DIRECTIONS -
Give every line from the entries that contains "специализированную".

Stored records

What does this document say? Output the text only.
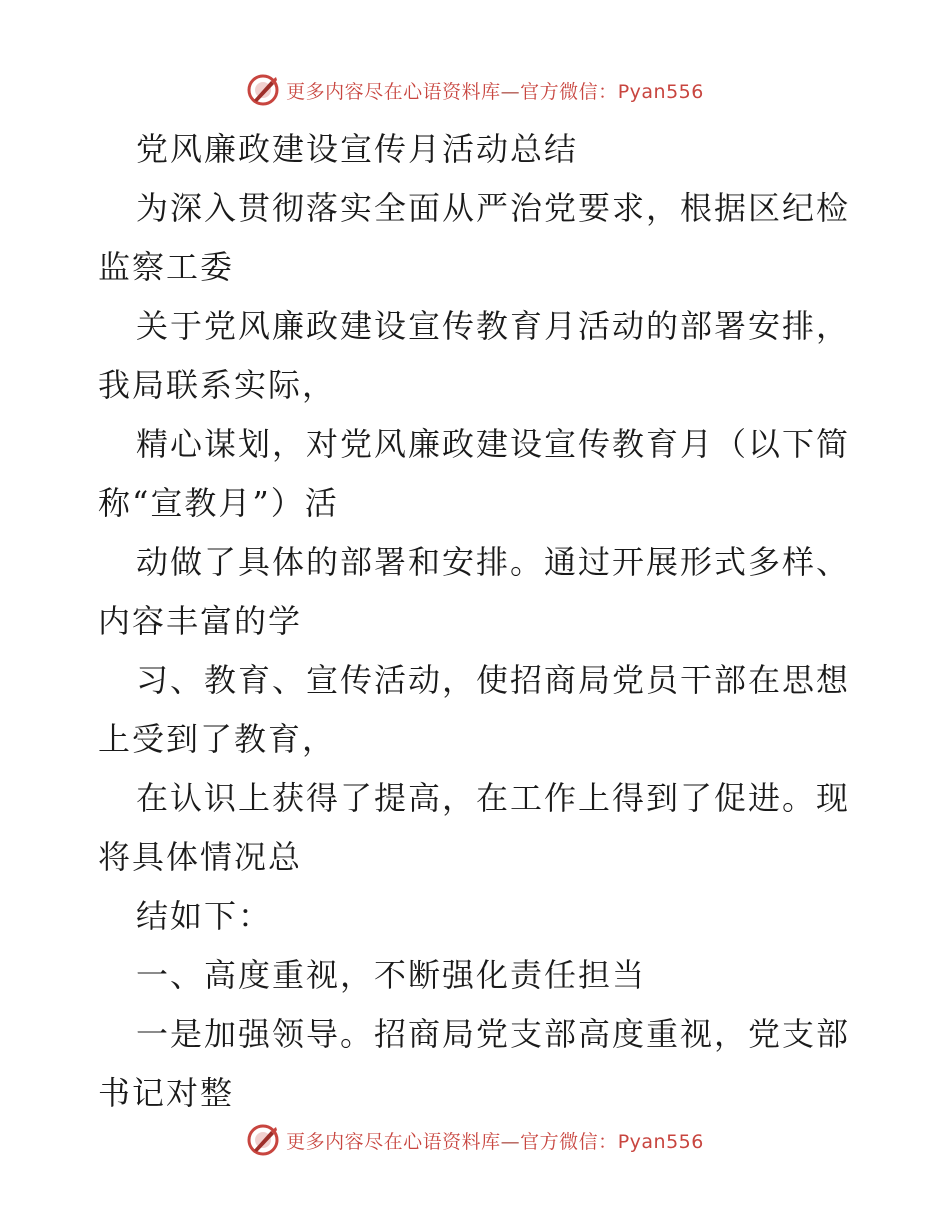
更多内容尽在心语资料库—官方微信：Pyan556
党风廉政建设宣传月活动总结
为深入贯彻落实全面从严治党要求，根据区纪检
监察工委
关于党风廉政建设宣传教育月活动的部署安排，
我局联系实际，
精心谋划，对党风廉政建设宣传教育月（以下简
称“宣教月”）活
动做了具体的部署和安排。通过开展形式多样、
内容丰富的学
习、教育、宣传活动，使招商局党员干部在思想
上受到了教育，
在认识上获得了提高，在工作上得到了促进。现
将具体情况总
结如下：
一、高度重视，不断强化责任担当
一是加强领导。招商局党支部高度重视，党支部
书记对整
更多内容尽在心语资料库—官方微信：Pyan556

==

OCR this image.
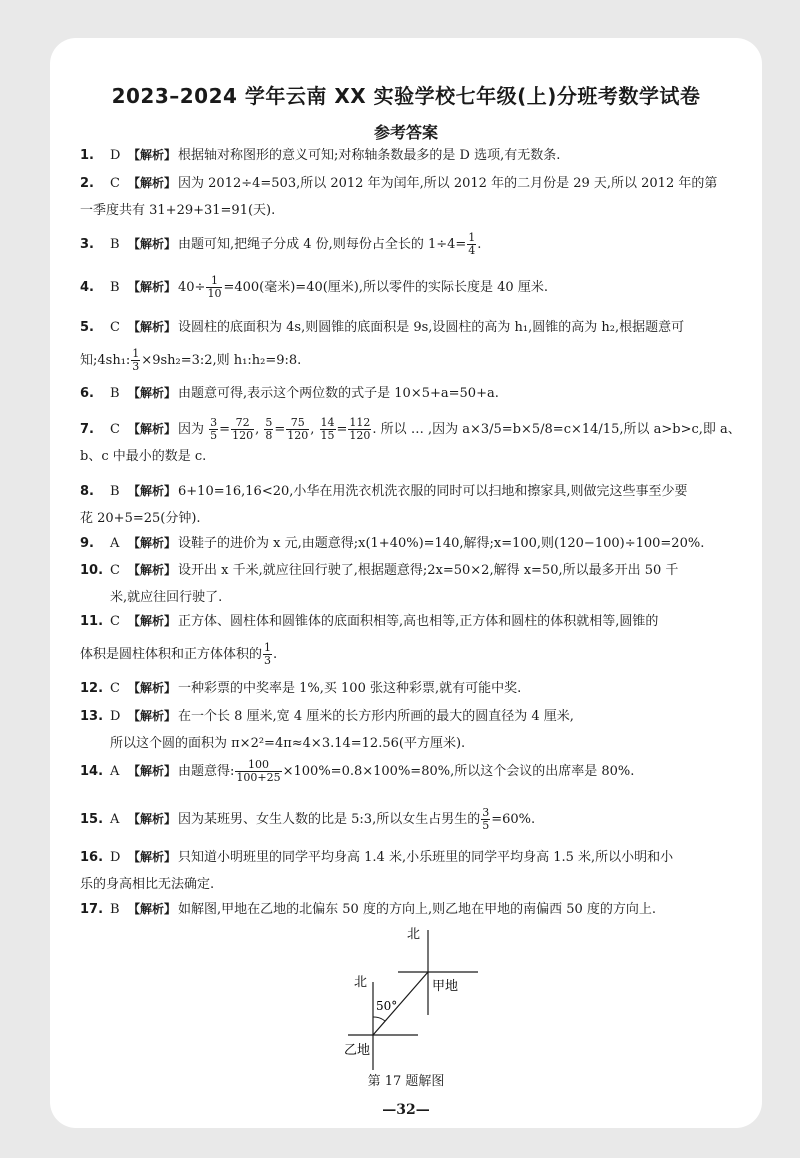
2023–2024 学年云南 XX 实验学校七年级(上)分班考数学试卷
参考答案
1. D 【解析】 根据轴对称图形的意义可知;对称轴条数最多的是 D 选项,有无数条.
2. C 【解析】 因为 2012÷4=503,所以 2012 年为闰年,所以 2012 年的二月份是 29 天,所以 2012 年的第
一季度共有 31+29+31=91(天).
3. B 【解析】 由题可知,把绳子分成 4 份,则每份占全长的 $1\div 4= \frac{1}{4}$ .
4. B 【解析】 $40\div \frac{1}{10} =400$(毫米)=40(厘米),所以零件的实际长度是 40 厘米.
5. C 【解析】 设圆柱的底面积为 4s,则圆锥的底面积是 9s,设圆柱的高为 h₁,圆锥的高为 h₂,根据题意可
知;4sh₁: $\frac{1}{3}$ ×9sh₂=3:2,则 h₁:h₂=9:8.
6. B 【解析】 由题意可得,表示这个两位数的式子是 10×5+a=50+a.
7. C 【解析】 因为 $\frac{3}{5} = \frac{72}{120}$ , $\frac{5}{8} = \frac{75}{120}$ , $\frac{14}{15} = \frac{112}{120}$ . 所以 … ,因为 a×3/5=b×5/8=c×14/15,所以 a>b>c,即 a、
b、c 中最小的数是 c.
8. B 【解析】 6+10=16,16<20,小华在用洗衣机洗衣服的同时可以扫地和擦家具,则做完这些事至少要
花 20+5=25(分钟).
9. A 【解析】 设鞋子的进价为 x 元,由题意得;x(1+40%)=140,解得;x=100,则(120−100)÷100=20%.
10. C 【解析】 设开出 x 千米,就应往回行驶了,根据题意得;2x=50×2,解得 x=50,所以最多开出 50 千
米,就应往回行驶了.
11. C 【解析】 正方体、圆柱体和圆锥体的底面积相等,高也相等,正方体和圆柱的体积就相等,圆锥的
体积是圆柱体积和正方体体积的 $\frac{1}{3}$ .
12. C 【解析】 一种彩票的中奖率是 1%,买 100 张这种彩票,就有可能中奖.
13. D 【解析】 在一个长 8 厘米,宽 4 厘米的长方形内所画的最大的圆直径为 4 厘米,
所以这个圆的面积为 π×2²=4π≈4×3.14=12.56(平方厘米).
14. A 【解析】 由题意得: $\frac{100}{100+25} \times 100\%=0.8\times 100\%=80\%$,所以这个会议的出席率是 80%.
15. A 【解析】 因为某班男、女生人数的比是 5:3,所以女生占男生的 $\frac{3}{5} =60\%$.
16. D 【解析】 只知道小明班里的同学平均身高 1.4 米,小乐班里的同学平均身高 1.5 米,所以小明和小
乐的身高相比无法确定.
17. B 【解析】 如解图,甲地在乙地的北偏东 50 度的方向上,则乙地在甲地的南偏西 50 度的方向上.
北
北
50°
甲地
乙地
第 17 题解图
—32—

--

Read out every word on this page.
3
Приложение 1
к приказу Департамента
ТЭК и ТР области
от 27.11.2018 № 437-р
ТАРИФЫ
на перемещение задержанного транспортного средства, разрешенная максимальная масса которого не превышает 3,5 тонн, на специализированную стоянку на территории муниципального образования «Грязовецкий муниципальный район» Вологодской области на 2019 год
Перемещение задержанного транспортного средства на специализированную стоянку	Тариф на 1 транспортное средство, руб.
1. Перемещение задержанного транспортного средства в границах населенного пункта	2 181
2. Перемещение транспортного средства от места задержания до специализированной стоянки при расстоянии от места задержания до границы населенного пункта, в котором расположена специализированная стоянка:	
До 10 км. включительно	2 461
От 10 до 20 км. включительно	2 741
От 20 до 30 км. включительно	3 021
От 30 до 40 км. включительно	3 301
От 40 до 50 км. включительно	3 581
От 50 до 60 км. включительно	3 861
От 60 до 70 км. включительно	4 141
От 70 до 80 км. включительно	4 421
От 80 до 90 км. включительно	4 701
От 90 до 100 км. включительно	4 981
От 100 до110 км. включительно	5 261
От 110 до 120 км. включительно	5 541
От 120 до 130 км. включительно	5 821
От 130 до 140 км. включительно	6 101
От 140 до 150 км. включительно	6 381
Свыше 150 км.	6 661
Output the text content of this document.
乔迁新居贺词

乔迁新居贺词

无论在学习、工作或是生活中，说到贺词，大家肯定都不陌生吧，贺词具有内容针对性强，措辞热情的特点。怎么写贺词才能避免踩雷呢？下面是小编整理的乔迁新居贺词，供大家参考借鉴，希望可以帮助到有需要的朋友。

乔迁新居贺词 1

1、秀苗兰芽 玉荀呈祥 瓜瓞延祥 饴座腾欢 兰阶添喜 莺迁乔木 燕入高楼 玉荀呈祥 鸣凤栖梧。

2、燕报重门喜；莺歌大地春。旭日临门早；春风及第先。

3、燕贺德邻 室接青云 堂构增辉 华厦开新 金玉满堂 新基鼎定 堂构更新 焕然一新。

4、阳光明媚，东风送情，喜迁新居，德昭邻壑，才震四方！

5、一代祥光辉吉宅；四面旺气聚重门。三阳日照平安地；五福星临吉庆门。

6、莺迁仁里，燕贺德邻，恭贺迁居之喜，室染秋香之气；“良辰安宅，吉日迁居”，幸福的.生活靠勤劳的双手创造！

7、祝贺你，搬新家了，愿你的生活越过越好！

ANSWER TO THIS PROBLEM -
на перемещение задержанного транспортного средства, разрешенная максимальная масса которого не превышает 3,5 тонн, на специализированную стоянку на территории муниципального образования «Грязовецкий муниципальный район» Вологодской области на 2019 год
Перемещение задержанного транспортного средства на специализированную стоянку	Тариф на 1 транспортное средство, руб.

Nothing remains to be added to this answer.